- _Task prompt_
Gather from the material every line that contains the string "Função".

- _Data shown_
↓↓↓

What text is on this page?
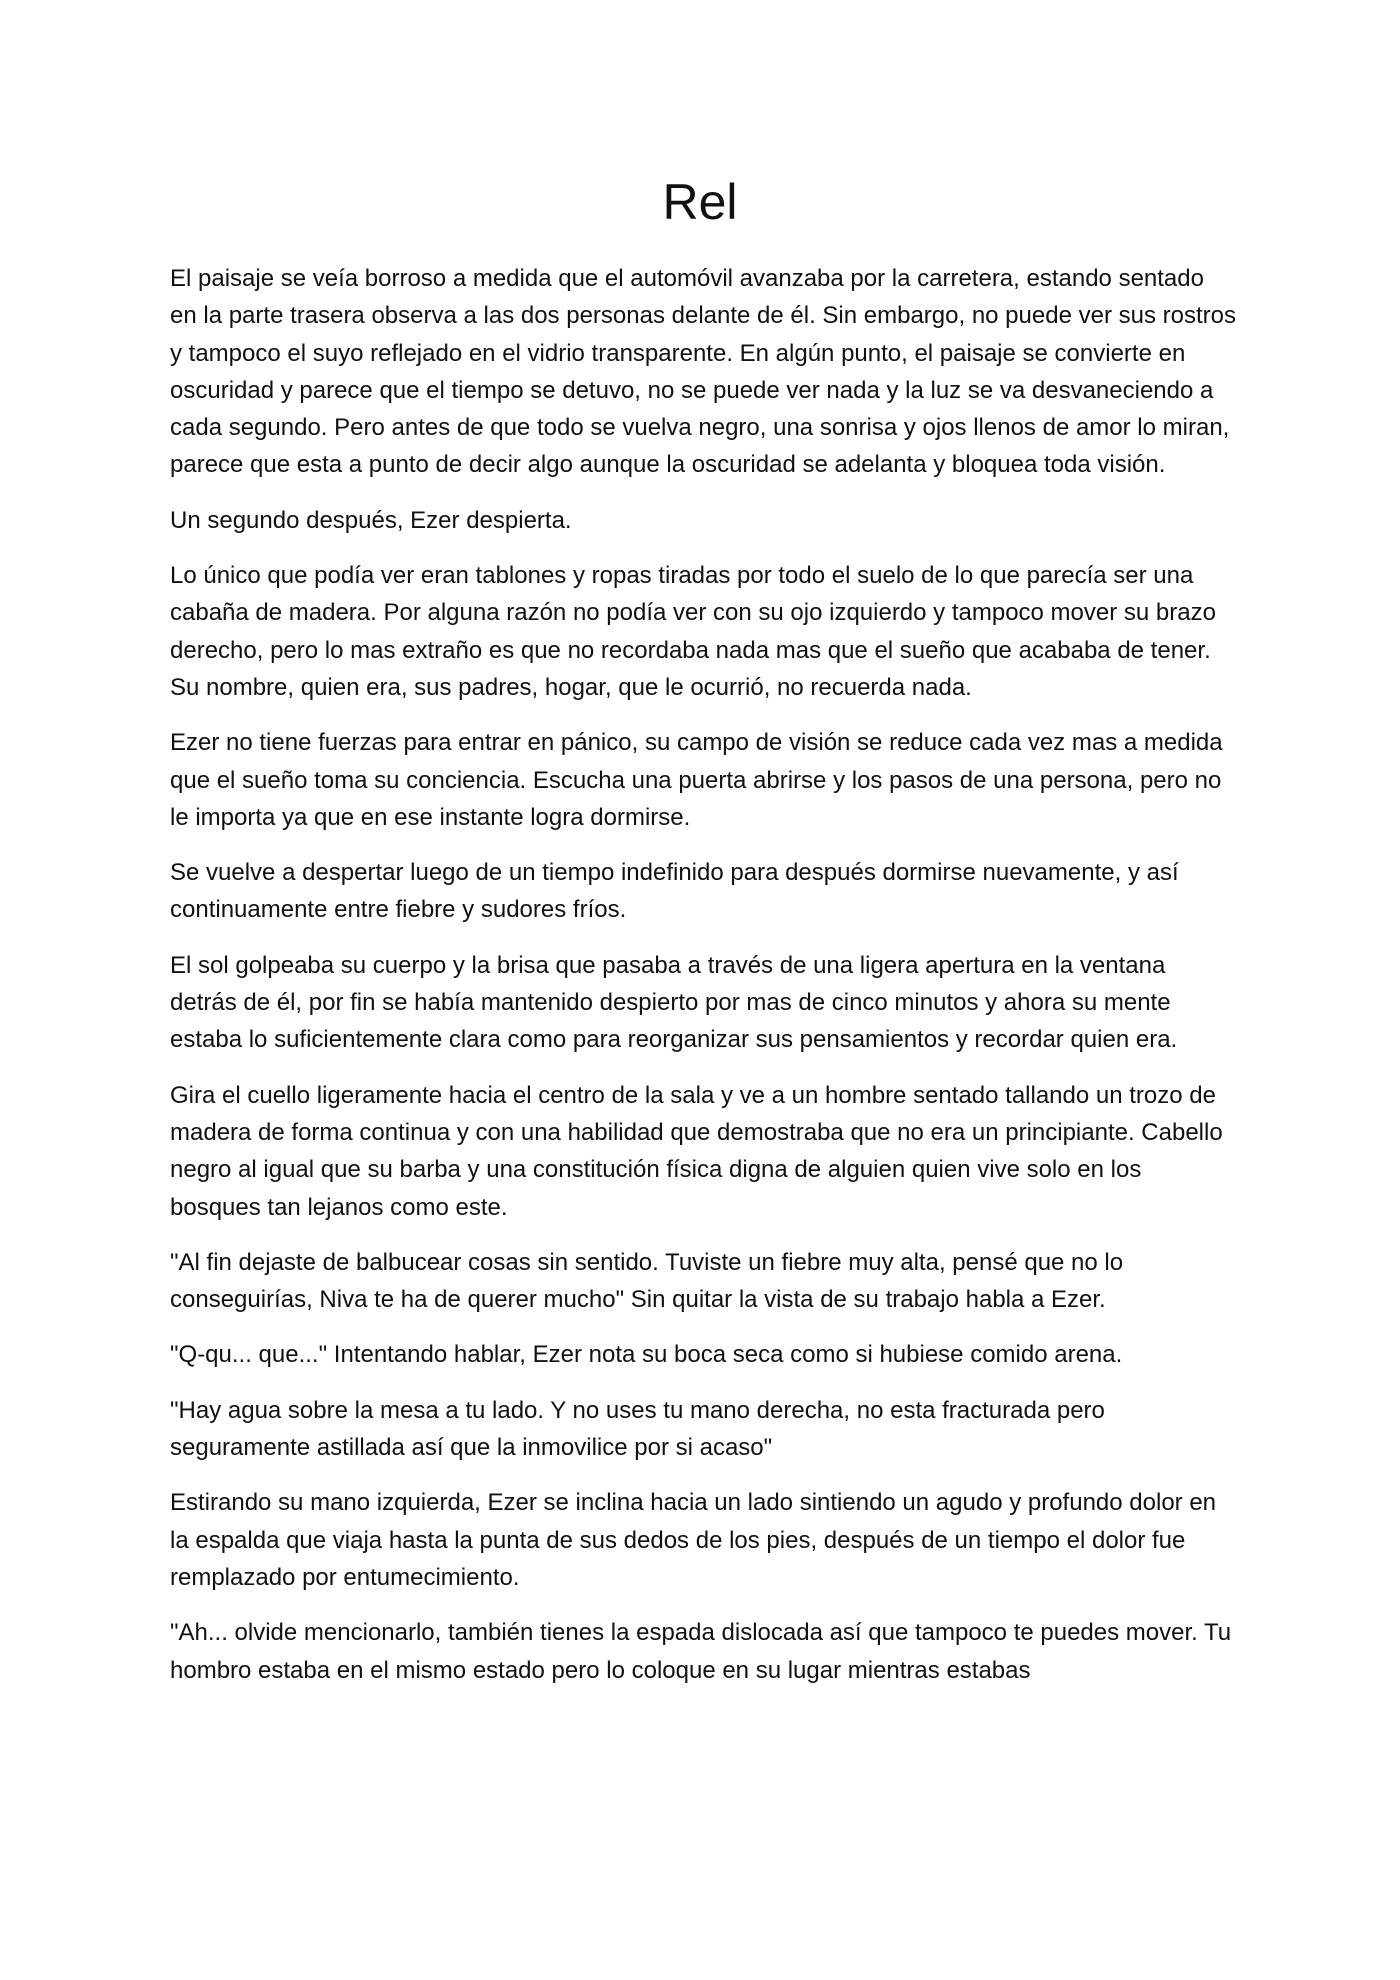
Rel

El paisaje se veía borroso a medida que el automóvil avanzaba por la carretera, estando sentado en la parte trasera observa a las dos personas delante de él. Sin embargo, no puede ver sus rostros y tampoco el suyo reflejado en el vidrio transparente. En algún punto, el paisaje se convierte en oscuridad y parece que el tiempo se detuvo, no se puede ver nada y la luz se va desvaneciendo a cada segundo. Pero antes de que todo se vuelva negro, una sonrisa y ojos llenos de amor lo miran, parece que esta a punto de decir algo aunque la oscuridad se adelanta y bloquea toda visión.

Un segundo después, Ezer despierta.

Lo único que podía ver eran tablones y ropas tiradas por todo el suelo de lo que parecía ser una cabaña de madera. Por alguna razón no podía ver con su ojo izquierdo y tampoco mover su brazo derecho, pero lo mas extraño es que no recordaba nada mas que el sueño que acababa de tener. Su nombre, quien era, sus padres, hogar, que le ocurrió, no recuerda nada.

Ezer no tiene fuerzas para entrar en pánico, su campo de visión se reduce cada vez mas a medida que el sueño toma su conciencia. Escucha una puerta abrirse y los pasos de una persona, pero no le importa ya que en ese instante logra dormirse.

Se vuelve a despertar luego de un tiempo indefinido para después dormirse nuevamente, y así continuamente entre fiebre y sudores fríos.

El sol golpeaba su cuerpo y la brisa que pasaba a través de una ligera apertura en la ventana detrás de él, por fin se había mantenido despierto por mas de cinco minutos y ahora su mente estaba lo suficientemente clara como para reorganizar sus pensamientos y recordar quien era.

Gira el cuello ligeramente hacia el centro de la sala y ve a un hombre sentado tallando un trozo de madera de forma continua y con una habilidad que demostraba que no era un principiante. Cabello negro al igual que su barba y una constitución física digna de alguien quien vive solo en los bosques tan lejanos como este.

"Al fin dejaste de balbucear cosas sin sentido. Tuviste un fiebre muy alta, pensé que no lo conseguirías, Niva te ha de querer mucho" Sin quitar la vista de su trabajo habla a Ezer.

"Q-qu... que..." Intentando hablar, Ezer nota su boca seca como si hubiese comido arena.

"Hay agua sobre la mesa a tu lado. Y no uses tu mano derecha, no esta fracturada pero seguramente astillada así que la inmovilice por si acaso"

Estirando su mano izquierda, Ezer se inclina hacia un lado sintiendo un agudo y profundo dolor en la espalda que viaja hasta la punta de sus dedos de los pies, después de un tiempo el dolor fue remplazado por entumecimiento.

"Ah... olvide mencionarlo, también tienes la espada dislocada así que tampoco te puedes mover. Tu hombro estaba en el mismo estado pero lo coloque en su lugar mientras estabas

↑↑↑
↓↓↓

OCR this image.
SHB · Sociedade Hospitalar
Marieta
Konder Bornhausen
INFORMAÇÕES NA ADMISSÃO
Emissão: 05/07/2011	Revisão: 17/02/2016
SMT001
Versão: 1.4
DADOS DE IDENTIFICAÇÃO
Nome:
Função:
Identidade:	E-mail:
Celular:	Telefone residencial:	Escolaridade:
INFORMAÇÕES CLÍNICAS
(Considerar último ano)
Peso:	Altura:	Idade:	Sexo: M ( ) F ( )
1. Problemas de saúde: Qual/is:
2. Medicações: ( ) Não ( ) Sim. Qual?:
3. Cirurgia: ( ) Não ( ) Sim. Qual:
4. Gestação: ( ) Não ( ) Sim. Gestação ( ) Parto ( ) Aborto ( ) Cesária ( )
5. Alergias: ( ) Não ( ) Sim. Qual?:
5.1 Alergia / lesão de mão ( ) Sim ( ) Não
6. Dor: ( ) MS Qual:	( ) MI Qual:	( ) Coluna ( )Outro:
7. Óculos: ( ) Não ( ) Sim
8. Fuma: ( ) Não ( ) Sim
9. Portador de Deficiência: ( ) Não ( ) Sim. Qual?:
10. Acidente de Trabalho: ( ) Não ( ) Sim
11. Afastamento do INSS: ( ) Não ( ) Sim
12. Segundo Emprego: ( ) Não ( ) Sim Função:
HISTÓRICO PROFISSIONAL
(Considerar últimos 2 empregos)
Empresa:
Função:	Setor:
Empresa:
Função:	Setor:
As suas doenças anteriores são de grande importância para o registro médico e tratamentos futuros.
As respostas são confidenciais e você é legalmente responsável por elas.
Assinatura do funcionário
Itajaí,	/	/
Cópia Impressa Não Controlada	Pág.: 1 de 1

↑↑↑

- _Exercise output_
Função:
12. Segundo Emprego: ( ) Não ( ) Sim Função:
Função:	Setor:
Função:	Setor:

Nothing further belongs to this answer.